● What to work on
Change each "chevron-down-icon" in the entries below to "dropdown-chevron", leaving every other word untouched.

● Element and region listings
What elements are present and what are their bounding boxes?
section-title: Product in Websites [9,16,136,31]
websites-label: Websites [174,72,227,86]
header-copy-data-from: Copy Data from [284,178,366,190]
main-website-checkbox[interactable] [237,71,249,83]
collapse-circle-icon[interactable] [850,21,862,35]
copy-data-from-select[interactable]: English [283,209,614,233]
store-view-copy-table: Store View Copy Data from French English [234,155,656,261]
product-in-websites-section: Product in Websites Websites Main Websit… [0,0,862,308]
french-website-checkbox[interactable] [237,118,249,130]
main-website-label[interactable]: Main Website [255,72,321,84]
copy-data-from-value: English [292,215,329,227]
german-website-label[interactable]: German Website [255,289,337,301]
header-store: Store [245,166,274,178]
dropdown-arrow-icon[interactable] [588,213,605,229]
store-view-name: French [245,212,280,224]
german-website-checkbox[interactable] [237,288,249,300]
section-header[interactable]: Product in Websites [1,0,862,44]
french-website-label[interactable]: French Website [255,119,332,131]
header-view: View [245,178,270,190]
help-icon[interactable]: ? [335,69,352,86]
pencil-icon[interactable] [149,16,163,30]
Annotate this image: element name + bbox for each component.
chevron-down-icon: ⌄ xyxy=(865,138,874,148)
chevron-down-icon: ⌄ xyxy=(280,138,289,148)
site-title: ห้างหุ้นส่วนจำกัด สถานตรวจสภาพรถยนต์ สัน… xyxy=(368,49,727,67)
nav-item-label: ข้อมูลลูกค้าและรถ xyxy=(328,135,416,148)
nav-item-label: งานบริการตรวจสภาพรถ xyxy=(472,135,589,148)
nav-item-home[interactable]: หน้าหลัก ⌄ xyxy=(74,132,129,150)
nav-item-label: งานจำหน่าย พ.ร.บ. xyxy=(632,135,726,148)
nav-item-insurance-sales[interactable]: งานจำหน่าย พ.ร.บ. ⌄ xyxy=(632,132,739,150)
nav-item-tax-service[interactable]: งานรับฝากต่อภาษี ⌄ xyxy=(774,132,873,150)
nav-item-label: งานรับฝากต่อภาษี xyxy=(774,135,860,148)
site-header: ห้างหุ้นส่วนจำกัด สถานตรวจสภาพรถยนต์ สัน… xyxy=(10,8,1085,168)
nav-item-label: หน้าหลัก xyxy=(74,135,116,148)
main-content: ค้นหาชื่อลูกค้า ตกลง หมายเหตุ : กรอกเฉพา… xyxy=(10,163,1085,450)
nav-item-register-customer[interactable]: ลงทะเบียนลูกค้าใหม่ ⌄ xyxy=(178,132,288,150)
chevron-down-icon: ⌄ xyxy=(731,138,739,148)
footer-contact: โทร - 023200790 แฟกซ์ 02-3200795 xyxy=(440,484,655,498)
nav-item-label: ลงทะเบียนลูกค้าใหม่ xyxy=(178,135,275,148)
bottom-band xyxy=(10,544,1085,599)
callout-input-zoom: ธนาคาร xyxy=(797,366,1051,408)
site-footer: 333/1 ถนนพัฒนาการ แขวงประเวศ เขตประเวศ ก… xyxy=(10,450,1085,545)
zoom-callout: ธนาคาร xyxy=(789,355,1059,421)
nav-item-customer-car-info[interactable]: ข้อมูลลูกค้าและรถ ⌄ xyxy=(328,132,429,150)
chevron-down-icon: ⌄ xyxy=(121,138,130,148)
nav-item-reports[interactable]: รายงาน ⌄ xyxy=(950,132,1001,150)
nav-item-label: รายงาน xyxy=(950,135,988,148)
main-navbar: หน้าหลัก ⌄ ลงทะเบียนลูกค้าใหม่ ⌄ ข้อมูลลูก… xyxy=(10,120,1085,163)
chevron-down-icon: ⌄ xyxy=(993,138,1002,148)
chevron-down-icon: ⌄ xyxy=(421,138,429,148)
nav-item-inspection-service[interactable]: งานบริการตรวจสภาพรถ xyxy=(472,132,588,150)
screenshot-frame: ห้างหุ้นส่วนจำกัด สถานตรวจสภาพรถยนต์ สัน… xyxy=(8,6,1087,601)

● Result
What elements are present and what are their bounding boxes?
section-title: Product in Websites [9,16,136,31]
websites-label: Websites [174,72,227,86]
header-copy-data-from: Copy Data from [284,178,366,190]
main-website-checkbox[interactable] [237,71,249,83]
collapse-circle-icon[interactable] [850,21,862,35]
copy-data-from-select[interactable]: English [283,209,614,233]
store-view-copy-table: Store View Copy Data from French English [234,155,656,261]
product-in-websites-section: Product in Websites Websites Main Websit… [0,0,862,308]
french-website-checkbox[interactable] [237,118,249,130]
main-website-label[interactable]: Main Website [255,72,321,84]
copy-data-from-value: English [292,215,329,227]
german-website-label[interactable]: German Website [255,289,337,301]
header-store: Store [245,166,274,178]
dropdown-arrow-icon[interactable] [588,213,605,229]
store-view-name: French [245,212,280,224]
german-website-checkbox[interactable] [237,288,249,300]
section-header[interactable]: Product in Websites [1,0,862,44]
french-website-label[interactable]: French Website [255,119,332,131]
header-view: View [245,178,270,190]
help-icon[interactable]: ? [335,69,352,86]
pencil-icon[interactable] [149,16,163,30]
Annotate this image: element name + bbox for each component.
dropdown-chevron: ⌄ xyxy=(865,138,874,148)
dropdown-chevron: ⌄ xyxy=(280,138,289,148)
site-title: ห้างหุ้นส่วนจำกัด สถานตรวจสภาพรถยนต์ สัน… xyxy=(368,49,727,67)
nav-item-label: ข้อมูลลูกค้าและรถ xyxy=(328,135,416,148)
nav-item-label: งานบริการตรวจสภาพรถ xyxy=(472,135,589,148)
nav-item-home[interactable]: หน้าหลัก ⌄ xyxy=(74,132,129,150)
nav-item-label: งานจำหน่าย พ.ร.บ. xyxy=(632,135,726,148)
nav-item-insurance-sales[interactable]: งานจำหน่าย พ.ร.บ. ⌄ xyxy=(632,132,739,150)
nav-item-tax-service[interactable]: งานรับฝากต่อภาษี ⌄ xyxy=(774,132,873,150)
nav-item-label: งานรับฝากต่อภาษี xyxy=(774,135,860,148)
site-header: ห้างหุ้นส่วนจำกัด สถานตรวจสภาพรถยนต์ สัน… xyxy=(10,8,1085,168)
nav-item-label: หน้าหลัก xyxy=(74,135,116,148)
main-content: ค้นหาชื่อลูกค้า ตกลง หมายเหตุ : กรอกเฉพา… xyxy=(10,163,1085,450)
nav-item-register-customer[interactable]: ลงทะเบียนลูกค้าใหม่ ⌄ xyxy=(178,132,288,150)
dropdown-chevron: ⌄ xyxy=(731,138,739,148)
footer-contact: โทร - 023200790 แฟกซ์ 02-3200795 xyxy=(440,484,655,498)
nav-item-label: ลงทะเบียนลูกค้าใหม่ xyxy=(178,135,275,148)
bottom-band xyxy=(10,544,1085,599)
callout-input-zoom: ธนาคาร xyxy=(797,366,1051,408)
site-footer: 333/1 ถนนพัฒนาการ แขวงประเวศ เขตประเวศ ก… xyxy=(10,450,1085,545)
zoom-callout: ธนาคาร xyxy=(789,355,1059,421)
nav-item-customer-car-info[interactable]: ข้อมูลลูกค้าและรถ ⌄ xyxy=(328,132,429,150)
dropdown-chevron: ⌄ xyxy=(121,138,130,148)
nav-item-reports[interactable]: รายงาน ⌄ xyxy=(950,132,1001,150)
nav-item-label: รายงาน xyxy=(950,135,988,148)
main-navbar: หน้าหลัก ⌄ ลงทะเบียนลูกค้าใหม่ ⌄ ข้อมูลลูก… xyxy=(10,120,1085,163)
dropdown-chevron: ⌄ xyxy=(993,138,1002,148)
dropdown-chevron: ⌄ xyxy=(421,138,429,148)
nav-item-inspection-service[interactable]: งานบริการตรวจสภาพรถ xyxy=(472,132,588,150)
screenshot-frame: ห้างหุ้นส่วนจำกัด สถานตรวจสภาพรถยนต์ สัน… xyxy=(8,6,1087,601)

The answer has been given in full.